• **What you have to do**
In the data below, find every line with the string "table" and pull it out.

• **Available records**
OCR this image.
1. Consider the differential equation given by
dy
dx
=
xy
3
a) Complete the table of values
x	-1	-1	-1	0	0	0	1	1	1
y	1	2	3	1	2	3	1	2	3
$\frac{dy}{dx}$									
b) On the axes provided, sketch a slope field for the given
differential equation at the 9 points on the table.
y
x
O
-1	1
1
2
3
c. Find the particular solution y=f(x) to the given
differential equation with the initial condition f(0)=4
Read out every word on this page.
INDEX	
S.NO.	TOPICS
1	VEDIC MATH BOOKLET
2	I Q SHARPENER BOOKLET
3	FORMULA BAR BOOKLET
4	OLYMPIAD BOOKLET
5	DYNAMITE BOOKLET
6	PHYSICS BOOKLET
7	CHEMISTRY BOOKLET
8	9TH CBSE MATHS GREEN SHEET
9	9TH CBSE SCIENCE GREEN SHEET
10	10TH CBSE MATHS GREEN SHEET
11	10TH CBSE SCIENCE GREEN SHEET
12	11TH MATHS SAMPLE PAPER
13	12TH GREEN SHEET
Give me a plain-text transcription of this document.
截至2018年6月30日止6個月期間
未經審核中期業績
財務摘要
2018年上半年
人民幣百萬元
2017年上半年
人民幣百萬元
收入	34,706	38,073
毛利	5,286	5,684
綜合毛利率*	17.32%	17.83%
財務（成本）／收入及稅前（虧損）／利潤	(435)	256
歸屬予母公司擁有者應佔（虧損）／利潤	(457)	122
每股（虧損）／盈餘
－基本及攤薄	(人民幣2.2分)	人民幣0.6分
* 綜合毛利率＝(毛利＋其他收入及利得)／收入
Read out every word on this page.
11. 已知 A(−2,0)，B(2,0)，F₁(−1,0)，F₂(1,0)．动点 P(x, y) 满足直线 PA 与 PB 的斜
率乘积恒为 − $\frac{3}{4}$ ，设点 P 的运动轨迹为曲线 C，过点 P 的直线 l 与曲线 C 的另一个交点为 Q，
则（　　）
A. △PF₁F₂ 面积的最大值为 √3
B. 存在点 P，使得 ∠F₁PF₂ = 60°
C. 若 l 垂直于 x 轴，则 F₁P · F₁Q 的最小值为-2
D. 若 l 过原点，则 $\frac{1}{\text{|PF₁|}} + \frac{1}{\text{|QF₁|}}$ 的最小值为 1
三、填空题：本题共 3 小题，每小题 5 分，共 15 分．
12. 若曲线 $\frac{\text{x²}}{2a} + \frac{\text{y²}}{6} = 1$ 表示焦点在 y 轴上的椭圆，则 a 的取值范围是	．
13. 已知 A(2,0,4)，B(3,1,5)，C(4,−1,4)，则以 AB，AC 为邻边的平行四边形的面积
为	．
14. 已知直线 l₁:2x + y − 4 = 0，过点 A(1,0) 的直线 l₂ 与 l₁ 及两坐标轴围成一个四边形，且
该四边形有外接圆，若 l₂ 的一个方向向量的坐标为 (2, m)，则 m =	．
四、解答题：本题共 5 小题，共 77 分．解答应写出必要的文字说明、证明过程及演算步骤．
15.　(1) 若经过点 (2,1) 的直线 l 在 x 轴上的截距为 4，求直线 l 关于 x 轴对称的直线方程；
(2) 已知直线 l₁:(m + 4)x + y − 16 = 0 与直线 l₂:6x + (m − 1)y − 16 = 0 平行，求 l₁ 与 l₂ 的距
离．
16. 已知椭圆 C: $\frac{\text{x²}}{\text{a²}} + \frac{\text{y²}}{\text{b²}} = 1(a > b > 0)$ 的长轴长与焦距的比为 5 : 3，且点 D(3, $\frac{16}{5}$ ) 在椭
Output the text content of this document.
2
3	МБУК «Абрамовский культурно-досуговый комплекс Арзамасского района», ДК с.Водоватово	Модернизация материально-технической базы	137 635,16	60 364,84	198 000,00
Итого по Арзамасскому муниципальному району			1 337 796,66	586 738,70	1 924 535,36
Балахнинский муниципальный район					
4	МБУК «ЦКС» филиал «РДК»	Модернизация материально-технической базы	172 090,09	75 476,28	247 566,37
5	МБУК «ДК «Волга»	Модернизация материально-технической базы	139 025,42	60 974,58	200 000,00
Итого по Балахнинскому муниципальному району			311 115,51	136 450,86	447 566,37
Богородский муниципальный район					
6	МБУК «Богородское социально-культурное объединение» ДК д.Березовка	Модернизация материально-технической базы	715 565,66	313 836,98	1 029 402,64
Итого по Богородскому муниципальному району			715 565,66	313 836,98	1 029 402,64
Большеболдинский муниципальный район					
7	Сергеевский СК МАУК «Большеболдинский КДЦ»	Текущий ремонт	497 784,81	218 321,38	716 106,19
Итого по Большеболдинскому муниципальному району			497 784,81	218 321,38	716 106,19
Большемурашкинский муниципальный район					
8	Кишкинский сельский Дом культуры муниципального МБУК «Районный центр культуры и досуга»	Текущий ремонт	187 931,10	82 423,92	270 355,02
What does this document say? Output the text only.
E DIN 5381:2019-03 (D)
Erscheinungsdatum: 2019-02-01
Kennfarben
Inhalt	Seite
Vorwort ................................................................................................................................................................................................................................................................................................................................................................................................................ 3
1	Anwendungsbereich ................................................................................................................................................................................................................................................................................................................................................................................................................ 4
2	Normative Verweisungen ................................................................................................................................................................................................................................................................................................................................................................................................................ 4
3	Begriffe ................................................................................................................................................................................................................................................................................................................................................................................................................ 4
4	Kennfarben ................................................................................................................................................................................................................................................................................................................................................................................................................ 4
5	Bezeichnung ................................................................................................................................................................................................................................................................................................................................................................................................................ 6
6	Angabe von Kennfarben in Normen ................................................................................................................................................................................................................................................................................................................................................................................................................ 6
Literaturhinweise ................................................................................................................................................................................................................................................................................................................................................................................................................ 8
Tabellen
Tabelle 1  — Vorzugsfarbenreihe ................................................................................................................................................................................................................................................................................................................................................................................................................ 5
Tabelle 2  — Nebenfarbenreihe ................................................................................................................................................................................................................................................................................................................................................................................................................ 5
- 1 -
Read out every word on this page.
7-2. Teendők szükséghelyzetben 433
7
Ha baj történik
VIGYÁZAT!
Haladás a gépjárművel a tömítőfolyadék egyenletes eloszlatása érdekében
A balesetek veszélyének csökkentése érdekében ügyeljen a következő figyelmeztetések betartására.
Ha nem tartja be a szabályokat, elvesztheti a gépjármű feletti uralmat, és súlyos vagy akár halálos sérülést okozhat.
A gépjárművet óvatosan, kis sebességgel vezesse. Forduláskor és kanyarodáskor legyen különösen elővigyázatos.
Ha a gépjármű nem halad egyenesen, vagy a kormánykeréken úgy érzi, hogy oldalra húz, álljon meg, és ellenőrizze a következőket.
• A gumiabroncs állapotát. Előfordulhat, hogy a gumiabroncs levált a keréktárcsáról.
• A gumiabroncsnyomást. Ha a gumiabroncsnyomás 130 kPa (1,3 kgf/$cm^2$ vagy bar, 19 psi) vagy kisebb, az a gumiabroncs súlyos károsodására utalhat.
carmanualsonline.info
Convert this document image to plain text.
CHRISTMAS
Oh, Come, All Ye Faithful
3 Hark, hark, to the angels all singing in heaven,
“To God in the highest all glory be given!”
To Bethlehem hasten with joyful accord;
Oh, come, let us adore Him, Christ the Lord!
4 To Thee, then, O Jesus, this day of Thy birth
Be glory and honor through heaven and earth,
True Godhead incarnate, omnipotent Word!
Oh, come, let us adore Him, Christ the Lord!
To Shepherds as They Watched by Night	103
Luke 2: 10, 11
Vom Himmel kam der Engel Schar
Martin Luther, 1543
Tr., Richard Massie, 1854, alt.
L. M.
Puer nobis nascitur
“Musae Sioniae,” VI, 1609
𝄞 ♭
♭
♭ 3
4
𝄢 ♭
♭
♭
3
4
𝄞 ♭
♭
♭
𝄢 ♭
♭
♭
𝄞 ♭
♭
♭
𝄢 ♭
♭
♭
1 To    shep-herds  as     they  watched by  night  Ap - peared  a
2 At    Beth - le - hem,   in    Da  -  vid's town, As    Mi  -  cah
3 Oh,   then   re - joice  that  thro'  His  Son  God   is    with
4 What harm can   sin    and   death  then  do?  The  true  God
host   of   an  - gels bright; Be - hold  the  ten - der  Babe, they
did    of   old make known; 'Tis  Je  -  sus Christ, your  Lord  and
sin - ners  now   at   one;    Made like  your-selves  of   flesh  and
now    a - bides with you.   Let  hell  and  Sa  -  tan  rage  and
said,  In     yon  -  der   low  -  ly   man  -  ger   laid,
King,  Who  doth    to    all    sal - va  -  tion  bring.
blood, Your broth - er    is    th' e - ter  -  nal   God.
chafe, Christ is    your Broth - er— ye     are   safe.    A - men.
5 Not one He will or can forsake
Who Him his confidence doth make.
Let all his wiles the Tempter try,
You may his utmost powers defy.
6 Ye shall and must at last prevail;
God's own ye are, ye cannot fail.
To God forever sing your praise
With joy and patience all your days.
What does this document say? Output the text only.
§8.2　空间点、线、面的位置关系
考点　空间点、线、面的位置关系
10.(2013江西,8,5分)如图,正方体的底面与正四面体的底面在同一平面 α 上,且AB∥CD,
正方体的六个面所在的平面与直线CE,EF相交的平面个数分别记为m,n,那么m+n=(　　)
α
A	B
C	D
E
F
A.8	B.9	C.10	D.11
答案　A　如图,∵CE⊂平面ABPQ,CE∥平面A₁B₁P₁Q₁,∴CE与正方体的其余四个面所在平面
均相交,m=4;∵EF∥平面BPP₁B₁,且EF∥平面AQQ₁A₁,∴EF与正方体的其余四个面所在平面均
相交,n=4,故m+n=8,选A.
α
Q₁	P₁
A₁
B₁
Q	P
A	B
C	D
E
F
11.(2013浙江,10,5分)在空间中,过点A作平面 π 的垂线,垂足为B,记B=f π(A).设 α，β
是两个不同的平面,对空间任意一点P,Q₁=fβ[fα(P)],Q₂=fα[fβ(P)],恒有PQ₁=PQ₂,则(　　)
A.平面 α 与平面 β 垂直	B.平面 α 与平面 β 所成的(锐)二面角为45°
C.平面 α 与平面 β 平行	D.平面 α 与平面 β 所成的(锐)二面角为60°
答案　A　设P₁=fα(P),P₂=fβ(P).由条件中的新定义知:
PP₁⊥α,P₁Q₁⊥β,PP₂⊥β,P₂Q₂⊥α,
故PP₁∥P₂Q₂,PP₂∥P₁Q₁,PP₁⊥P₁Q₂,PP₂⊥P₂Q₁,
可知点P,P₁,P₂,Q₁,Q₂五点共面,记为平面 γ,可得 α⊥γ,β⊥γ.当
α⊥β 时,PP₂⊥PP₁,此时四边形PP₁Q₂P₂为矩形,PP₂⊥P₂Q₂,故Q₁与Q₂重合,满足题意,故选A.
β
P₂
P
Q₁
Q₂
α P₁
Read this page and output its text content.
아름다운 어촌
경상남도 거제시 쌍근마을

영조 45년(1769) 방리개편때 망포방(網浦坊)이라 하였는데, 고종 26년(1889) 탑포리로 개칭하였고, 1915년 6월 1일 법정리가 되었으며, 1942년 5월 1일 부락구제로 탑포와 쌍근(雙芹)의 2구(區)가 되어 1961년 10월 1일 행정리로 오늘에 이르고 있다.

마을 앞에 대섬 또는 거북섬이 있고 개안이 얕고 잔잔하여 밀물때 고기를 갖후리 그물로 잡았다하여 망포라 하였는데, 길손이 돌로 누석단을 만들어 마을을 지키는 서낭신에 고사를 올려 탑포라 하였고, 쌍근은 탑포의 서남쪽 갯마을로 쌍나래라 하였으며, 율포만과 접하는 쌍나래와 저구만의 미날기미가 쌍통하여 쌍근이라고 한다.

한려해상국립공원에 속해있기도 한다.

• **The solution**
a) Complete the table of values
differential equation at the 9 points on the table.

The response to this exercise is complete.